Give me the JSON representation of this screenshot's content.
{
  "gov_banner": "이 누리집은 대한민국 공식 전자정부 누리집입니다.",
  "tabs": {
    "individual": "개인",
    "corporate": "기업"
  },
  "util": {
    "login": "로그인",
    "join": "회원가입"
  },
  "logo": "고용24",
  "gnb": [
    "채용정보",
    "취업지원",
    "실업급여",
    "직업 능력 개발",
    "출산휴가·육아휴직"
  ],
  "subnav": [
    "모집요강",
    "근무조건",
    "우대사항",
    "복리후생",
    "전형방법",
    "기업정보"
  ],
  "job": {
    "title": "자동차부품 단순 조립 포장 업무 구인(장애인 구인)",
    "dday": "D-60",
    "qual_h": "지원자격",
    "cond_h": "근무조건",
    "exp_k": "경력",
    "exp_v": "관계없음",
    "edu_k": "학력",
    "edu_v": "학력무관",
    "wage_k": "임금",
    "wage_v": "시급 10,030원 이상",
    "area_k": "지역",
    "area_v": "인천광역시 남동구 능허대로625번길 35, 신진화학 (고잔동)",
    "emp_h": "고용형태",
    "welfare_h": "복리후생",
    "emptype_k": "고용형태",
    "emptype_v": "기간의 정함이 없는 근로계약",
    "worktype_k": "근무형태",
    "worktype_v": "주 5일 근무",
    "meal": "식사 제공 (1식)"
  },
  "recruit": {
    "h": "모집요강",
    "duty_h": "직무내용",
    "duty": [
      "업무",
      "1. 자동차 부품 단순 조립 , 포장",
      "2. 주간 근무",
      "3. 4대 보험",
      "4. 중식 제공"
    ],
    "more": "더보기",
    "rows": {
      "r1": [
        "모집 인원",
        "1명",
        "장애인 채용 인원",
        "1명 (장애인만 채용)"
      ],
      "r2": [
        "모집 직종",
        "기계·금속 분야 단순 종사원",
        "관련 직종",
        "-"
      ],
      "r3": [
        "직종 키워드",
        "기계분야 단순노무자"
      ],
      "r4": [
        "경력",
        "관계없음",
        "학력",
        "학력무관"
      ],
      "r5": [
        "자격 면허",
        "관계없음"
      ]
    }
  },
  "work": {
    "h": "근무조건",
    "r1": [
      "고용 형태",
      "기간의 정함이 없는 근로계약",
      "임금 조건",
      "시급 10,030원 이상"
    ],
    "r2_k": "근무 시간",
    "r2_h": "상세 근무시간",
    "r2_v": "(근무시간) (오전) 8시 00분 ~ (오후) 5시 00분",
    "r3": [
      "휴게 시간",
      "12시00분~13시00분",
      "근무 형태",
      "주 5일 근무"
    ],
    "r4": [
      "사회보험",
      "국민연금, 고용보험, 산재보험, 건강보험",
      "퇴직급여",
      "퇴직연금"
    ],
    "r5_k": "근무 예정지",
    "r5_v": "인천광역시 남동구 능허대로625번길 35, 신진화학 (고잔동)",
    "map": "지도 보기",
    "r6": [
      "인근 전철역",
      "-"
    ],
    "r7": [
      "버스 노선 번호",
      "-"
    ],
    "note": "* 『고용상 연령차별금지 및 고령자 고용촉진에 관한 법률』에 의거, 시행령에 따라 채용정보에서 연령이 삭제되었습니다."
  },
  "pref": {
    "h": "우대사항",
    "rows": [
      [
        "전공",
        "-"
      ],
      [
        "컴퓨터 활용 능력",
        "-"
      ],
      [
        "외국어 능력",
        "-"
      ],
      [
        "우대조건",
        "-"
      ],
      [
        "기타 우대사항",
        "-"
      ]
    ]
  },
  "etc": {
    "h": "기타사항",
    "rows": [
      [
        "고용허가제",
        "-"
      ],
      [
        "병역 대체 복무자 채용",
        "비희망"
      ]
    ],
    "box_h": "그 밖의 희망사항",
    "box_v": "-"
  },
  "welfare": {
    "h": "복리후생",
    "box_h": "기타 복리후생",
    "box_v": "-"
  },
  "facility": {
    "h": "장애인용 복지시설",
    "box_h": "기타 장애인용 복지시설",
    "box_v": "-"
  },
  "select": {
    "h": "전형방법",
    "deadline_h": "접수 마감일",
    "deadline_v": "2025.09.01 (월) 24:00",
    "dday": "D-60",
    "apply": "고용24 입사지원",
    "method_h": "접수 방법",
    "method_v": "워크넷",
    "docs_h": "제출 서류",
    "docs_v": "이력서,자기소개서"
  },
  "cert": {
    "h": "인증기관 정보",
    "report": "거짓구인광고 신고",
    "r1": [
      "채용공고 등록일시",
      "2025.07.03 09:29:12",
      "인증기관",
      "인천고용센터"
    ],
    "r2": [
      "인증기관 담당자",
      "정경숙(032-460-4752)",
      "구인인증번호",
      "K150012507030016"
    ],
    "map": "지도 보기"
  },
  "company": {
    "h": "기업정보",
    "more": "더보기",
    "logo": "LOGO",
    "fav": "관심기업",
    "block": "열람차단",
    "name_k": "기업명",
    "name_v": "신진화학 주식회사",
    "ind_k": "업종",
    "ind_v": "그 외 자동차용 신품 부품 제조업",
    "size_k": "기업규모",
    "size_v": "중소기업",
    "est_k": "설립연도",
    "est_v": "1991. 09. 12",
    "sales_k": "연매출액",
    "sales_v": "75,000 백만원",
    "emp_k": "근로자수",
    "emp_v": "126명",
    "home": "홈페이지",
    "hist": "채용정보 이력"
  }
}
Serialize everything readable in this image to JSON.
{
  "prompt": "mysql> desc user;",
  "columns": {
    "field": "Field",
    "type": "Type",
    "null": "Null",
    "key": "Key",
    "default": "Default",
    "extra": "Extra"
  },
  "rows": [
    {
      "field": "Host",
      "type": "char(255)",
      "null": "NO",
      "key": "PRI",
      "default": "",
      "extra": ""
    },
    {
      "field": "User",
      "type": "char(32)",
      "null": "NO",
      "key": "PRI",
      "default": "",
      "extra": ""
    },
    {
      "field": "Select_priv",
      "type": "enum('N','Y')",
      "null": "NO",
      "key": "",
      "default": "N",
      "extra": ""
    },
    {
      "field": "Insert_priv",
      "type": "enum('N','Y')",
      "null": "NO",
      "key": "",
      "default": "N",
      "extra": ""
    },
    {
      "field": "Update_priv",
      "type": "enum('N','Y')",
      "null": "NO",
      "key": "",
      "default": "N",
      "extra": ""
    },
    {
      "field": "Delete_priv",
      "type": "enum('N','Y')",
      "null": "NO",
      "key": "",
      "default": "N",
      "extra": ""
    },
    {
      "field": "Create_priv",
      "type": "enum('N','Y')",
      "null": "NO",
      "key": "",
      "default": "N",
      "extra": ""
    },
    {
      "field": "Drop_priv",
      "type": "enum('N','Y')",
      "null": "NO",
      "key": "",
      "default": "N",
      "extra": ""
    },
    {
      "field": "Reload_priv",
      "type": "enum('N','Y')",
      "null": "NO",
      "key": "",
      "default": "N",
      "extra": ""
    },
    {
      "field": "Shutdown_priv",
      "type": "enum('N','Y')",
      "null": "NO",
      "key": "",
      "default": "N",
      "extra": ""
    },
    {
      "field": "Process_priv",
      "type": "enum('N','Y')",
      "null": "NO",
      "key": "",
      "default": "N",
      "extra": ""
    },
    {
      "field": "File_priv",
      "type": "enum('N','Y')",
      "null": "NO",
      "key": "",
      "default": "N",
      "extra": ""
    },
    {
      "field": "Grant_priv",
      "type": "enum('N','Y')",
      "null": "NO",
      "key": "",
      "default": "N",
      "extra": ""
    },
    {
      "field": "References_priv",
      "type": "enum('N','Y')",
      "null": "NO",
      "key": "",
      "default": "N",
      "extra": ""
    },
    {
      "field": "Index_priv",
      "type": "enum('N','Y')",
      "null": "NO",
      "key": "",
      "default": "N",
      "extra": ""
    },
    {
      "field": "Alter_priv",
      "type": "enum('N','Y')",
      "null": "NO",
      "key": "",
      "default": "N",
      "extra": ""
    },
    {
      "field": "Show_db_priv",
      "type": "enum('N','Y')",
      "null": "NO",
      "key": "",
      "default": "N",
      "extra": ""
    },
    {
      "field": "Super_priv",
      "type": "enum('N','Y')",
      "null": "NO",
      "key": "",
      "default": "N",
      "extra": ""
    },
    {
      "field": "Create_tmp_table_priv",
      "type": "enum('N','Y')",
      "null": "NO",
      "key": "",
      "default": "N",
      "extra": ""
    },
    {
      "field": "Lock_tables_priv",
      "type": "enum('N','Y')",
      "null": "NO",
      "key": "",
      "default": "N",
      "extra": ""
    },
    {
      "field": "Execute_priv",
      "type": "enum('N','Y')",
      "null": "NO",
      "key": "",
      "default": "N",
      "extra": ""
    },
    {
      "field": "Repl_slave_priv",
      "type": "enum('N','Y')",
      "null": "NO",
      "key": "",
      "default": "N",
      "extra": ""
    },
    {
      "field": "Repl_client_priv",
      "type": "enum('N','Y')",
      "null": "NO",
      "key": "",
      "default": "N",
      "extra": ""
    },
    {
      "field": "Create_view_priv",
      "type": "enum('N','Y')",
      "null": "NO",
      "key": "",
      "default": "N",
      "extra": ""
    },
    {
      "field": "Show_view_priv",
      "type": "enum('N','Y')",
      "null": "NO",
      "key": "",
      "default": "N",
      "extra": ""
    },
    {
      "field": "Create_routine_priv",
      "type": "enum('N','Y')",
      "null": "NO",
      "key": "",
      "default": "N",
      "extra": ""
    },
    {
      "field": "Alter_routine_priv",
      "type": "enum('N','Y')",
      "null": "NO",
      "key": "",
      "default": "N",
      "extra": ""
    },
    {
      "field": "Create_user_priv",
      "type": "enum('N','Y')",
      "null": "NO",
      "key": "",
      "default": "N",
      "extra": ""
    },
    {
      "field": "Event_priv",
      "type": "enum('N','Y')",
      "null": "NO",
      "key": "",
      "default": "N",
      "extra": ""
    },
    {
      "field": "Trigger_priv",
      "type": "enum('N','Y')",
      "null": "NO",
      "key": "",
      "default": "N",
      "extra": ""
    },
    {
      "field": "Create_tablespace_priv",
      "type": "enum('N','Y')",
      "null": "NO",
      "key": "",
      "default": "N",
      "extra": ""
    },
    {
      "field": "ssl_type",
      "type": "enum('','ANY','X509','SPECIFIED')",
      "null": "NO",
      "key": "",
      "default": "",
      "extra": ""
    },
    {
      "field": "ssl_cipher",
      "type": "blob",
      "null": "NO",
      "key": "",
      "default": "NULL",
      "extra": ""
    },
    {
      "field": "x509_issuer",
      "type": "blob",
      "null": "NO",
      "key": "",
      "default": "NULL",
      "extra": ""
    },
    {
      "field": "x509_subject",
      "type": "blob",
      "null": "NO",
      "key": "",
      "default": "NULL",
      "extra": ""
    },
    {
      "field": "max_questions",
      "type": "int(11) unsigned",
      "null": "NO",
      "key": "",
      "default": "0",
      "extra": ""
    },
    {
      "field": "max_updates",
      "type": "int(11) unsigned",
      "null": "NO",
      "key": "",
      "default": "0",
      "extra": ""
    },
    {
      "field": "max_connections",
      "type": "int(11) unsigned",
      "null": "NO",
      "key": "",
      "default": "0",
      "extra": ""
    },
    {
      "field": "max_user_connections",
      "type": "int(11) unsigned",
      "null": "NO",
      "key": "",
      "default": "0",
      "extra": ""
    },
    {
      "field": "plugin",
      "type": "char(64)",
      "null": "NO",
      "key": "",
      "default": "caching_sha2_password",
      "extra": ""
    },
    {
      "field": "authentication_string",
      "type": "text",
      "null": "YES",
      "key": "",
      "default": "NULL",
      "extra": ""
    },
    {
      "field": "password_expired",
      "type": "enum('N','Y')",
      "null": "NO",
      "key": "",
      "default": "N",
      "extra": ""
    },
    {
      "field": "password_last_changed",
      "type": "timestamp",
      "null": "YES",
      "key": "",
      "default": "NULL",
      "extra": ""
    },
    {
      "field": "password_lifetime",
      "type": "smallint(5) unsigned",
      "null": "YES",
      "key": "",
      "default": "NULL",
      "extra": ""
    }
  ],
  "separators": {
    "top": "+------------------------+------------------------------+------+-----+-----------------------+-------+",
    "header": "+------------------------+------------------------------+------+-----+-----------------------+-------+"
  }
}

● **Task to complete**
Which lines contain the word "JSON"? Copy each one.

● **Task response**
Give me the JSON representation of this screenshot's content.
Serialize everything readable in this image to JSON.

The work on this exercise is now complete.